═════ Stored data ═════

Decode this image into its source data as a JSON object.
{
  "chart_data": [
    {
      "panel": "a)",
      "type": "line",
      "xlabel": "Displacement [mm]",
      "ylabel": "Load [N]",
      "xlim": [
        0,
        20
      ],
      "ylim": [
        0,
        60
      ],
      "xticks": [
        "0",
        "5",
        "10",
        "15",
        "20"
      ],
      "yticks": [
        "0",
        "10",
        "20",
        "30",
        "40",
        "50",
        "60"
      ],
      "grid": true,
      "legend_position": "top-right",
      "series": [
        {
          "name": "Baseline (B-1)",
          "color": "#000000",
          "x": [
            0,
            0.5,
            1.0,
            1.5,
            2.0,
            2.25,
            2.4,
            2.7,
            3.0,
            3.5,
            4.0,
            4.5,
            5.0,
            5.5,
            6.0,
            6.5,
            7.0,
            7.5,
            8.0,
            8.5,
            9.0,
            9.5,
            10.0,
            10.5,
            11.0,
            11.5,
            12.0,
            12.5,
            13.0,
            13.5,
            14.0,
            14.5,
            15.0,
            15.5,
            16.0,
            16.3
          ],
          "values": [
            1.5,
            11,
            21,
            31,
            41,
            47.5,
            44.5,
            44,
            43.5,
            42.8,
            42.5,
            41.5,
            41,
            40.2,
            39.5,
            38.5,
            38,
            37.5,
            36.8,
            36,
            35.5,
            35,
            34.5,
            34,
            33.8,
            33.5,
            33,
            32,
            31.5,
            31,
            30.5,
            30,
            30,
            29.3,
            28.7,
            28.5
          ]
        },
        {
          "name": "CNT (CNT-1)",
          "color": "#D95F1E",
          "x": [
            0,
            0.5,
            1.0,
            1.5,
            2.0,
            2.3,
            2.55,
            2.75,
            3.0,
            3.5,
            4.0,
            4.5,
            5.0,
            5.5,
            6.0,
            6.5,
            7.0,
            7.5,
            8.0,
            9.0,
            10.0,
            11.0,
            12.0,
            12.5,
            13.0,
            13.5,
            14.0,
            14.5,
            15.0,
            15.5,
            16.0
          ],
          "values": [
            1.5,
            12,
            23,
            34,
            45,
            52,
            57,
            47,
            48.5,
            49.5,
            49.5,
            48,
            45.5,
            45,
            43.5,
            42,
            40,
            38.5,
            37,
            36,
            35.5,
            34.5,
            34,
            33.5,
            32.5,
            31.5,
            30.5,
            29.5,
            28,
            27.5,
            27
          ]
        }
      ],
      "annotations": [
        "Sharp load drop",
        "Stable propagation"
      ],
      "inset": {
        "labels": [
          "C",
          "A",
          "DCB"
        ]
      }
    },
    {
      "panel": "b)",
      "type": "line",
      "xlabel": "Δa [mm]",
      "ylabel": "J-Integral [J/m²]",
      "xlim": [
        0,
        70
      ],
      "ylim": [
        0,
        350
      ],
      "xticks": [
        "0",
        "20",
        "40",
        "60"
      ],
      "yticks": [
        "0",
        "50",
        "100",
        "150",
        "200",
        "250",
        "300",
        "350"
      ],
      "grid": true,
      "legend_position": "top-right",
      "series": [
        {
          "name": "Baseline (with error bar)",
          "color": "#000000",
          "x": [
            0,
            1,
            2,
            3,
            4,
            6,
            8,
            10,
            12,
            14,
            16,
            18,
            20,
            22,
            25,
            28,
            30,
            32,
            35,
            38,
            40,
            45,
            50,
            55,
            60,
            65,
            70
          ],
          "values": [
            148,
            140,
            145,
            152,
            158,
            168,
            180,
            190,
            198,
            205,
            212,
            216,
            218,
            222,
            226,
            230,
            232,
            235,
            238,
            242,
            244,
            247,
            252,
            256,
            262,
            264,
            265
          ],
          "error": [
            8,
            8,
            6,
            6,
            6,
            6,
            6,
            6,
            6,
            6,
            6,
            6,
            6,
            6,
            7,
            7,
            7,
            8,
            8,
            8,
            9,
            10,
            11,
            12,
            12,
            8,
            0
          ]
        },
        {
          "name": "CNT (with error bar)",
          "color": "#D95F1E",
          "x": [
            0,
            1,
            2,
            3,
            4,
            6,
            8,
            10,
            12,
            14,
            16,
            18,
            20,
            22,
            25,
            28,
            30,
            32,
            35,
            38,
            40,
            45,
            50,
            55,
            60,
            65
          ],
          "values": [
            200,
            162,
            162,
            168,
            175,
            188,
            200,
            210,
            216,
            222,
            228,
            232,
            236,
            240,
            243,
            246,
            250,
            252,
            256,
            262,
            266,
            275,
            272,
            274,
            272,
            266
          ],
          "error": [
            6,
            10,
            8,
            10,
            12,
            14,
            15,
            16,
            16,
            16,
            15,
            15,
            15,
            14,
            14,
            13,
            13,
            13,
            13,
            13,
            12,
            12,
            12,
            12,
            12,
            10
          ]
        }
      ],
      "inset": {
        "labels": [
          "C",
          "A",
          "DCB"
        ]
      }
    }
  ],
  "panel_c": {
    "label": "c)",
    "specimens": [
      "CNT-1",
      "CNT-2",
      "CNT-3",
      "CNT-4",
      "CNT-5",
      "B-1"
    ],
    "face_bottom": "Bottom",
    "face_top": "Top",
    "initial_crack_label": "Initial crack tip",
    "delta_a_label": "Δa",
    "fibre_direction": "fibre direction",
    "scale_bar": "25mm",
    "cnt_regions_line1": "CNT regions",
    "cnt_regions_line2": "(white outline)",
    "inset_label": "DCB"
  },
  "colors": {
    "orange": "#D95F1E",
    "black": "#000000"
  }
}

═════

Exercise directions: Working from the entries above, return all lines that contain "name".

Solution:
          "name": "Baseline (B-1)",
          "name": "CNT (CNT-1)",
          "name": "Baseline (with error bar)",
          "name": "CNT (with error bar)",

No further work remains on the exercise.